▶ _GIVEN DATA_:
-- begin --

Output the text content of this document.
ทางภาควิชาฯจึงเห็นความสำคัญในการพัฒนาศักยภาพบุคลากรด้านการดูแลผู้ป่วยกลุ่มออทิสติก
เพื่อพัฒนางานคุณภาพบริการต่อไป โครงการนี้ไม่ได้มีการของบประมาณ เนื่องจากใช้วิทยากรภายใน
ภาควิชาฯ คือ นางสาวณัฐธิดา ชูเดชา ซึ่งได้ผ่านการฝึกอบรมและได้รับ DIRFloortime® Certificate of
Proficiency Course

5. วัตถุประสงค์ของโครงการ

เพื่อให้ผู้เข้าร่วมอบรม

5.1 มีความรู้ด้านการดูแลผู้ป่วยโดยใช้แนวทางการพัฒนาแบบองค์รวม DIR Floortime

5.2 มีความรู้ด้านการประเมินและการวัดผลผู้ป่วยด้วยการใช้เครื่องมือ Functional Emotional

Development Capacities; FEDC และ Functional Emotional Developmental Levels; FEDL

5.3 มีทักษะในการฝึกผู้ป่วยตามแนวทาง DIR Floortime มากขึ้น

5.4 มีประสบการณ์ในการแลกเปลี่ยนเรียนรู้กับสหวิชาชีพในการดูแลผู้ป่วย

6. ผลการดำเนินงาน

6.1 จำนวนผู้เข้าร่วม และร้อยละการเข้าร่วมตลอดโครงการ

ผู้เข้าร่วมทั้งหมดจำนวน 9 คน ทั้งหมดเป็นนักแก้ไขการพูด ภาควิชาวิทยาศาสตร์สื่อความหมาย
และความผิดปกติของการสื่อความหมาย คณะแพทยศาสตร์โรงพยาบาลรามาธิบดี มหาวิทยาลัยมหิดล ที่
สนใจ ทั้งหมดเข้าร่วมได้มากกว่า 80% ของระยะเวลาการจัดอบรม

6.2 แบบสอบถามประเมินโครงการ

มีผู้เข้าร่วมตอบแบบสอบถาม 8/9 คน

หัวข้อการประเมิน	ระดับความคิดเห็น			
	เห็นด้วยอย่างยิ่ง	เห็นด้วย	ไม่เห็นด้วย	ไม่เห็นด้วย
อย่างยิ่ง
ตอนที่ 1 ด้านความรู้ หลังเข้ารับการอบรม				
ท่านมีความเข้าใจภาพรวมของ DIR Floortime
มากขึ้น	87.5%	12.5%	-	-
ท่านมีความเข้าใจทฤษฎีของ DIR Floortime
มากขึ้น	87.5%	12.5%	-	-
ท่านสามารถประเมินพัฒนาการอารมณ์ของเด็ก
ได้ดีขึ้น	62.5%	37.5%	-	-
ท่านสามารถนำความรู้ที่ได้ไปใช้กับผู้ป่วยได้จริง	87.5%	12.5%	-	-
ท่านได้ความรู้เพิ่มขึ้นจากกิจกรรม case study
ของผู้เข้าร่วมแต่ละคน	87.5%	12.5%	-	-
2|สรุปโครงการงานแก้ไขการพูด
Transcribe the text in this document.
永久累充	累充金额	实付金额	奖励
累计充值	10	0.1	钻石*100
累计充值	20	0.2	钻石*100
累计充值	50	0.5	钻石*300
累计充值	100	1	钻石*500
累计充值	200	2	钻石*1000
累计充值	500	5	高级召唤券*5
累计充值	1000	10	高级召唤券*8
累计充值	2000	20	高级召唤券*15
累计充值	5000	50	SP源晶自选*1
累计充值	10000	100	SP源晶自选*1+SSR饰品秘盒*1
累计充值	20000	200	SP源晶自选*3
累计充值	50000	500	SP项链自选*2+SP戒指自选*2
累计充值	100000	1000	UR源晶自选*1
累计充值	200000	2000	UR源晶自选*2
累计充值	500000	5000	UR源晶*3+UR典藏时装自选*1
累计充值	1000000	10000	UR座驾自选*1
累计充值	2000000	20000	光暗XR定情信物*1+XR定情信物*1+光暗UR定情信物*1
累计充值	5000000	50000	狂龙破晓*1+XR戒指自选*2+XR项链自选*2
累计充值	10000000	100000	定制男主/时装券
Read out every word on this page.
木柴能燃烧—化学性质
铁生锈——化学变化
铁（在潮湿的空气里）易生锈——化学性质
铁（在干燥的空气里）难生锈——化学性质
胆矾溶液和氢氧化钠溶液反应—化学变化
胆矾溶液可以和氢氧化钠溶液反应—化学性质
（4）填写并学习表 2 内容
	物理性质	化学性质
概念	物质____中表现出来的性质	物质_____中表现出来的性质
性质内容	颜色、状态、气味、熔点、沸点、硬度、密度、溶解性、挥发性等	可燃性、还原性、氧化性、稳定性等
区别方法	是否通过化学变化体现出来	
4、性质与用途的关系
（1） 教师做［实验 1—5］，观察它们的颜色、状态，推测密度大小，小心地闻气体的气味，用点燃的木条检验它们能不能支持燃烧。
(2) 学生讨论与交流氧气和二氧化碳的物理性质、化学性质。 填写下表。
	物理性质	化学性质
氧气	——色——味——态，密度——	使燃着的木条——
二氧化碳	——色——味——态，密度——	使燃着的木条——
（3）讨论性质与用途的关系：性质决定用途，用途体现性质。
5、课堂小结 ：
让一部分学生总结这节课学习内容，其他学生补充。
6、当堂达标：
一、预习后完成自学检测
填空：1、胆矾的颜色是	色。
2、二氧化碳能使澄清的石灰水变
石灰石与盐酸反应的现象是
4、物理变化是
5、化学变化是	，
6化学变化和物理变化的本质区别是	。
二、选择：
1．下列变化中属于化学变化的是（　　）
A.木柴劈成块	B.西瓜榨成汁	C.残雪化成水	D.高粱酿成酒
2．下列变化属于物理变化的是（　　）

-- end --

▶ _WHAT NEEDS TO BE DONE_:
Exactly reproduce every line of the records.

▶ _THE REPLY_:
Output the text content of this document.
ทางภาควิชาฯจึงเห็นความสำคัญในการพัฒนาศักยภาพบุคลากรด้านการดูแลผู้ป่วยกลุ่มออทิสติก
เพื่อพัฒนางานคุณภาพบริการต่อไป โครงการนี้ไม่ได้มีการของบประมาณ เนื่องจากใช้วิทยากรภายใน
ภาควิชาฯ คือ นางสาวณัฐธิดา ชูเดชา ซึ่งได้ผ่านการฝึกอบรมและได้รับ DIRFloortime® Certificate of
Proficiency Course

5. วัตถุประสงค์ของโครงการ

เพื่อให้ผู้เข้าร่วมอบรม

5.1 มีความรู้ด้านการดูแลผู้ป่วยโดยใช้แนวทางการพัฒนาแบบองค์รวม DIR Floortime

5.2 มีความรู้ด้านการประเมินและการวัดผลผู้ป่วยด้วยการใช้เครื่องมือ Functional Emotional

Development Capacities; FEDC และ Functional Emotional Developmental Levels; FEDL

5.3 มีทักษะในการฝึกผู้ป่วยตามแนวทาง DIR Floortime มากขึ้น

5.4 มีประสบการณ์ในการแลกเปลี่ยนเรียนรู้กับสหวิชาชีพในการดูแลผู้ป่วย

6. ผลการดำเนินงาน

6.1 จำนวนผู้เข้าร่วม และร้อยละการเข้าร่วมตลอดโครงการ

ผู้เข้าร่วมทั้งหมดจำนวน 9 คน ทั้งหมดเป็นนักแก้ไขการพูด ภาควิชาวิทยาศาสตร์สื่อความหมาย
และความผิดปกติของการสื่อความหมาย คณะแพทยศาสตร์โรงพยาบาลรามาธิบดี มหาวิทยาลัยมหิดล ที่
สนใจ ทั้งหมดเข้าร่วมได้มากกว่า 80% ของระยะเวลาการจัดอบรม

6.2 แบบสอบถามประเมินโครงการ

มีผู้เข้าร่วมตอบแบบสอบถาม 8/9 คน

หัวข้อการประเมิน	ระดับความคิดเห็น			
	เห็นด้วยอย่างยิ่ง	เห็นด้วย	ไม่เห็นด้วย	ไม่เห็นด้วย
อย่างยิ่ง
ตอนที่ 1 ด้านความรู้ หลังเข้ารับการอบรม				
ท่านมีความเข้าใจภาพรวมของ DIR Floortime
มากขึ้น	87.5%	12.5%	-	-
ท่านมีความเข้าใจทฤษฎีของ DIR Floortime
มากขึ้น	87.5%	12.5%	-	-
ท่านสามารถประเมินพัฒนาการอารมณ์ของเด็ก
ได้ดีขึ้น	62.5%	37.5%	-	-
ท่านสามารถนำความรู้ที่ได้ไปใช้กับผู้ป่วยได้จริง	87.5%	12.5%	-	-
ท่านได้ความรู้เพิ่มขึ้นจากกิจกรรม case study
ของผู้เข้าร่วมแต่ละคน	87.5%	12.5%	-	-
2|สรุปโครงการงานแก้ไขการพูด
Transcribe the text in this document.
永久累充	累充金额	实付金额	奖励
累计充值	10	0.1	钻石*100
累计充值	20	0.2	钻石*100
累计充值	50	0.5	钻石*300
累计充值	100	1	钻石*500
累计充值	200	2	钻石*1000
累计充值	500	5	高级召唤券*5
累计充值	1000	10	高级召唤券*8
累计充值	2000	20	高级召唤券*15
累计充值	5000	50	SP源晶自选*1
累计充值	10000	100	SP源晶自选*1+SSR饰品秘盒*1
累计充值	20000	200	SP源晶自选*3
累计充值	50000	500	SP项链自选*2+SP戒指自选*2
累计充值	100000	1000	UR源晶自选*1
累计充值	200000	2000	UR源晶自选*2
累计充值	500000	5000	UR源晶*3+UR典藏时装自选*1
累计充值	1000000	10000	UR座驾自选*1
累计充值	2000000	20000	光暗XR定情信物*1+XR定情信物*1+光暗UR定情信物*1
累计充值	5000000	50000	狂龙破晓*1+XR戒指自选*2+XR项链自选*2
累计充值	10000000	100000	定制男主/时装券
Read out every word on this page.
木柴能燃烧—化学性质
铁生锈——化学变化
铁（在潮湿的空气里）易生锈——化学性质
铁（在干燥的空气里）难生锈——化学性质
胆矾溶液和氢氧化钠溶液反应—化学变化
胆矾溶液可以和氢氧化钠溶液反应—化学性质
（4）填写并学习表 2 内容
	物理性质	化学性质
概念	物质____中表现出来的性质	物质_____中表现出来的性质
性质内容	颜色、状态、气味、熔点、沸点、硬度、密度、溶解性、挥发性等	可燃性、还原性、氧化性、稳定性等
区别方法	是否通过化学变化体现出来	
4、性质与用途的关系
（1） 教师做［实验 1—5］，观察它们的颜色、状态，推测密度大小，小心地闻气体的气味，用点燃的木条检验它们能不能支持燃烧。
(2) 学生讨论与交流氧气和二氧化碳的物理性质、化学性质。 填写下表。
	物理性质	化学性质
氧气	——色——味——态，密度——	使燃着的木条——
二氧化碳	——色——味——态，密度——	使燃着的木条——
（3）讨论性质与用途的关系：性质决定用途，用途体现性质。
5、课堂小结 ：
让一部分学生总结这节课学习内容，其他学生补充。
6、当堂达标：
一、预习后完成自学检测
填空：1、胆矾的颜色是	色。
2、二氧化碳能使澄清的石灰水变
石灰石与盐酸反应的现象是
4、物理变化是
5、化学变化是	，
6化学变化和物理变化的本质区别是	。
二、选择：
1．下列变化中属于化学变化的是（　　）
A.木柴劈成块	B.西瓜榨成汁	C.残雪化成水	D.高粱酿成酒
2．下列变化属于物理变化的是（　　）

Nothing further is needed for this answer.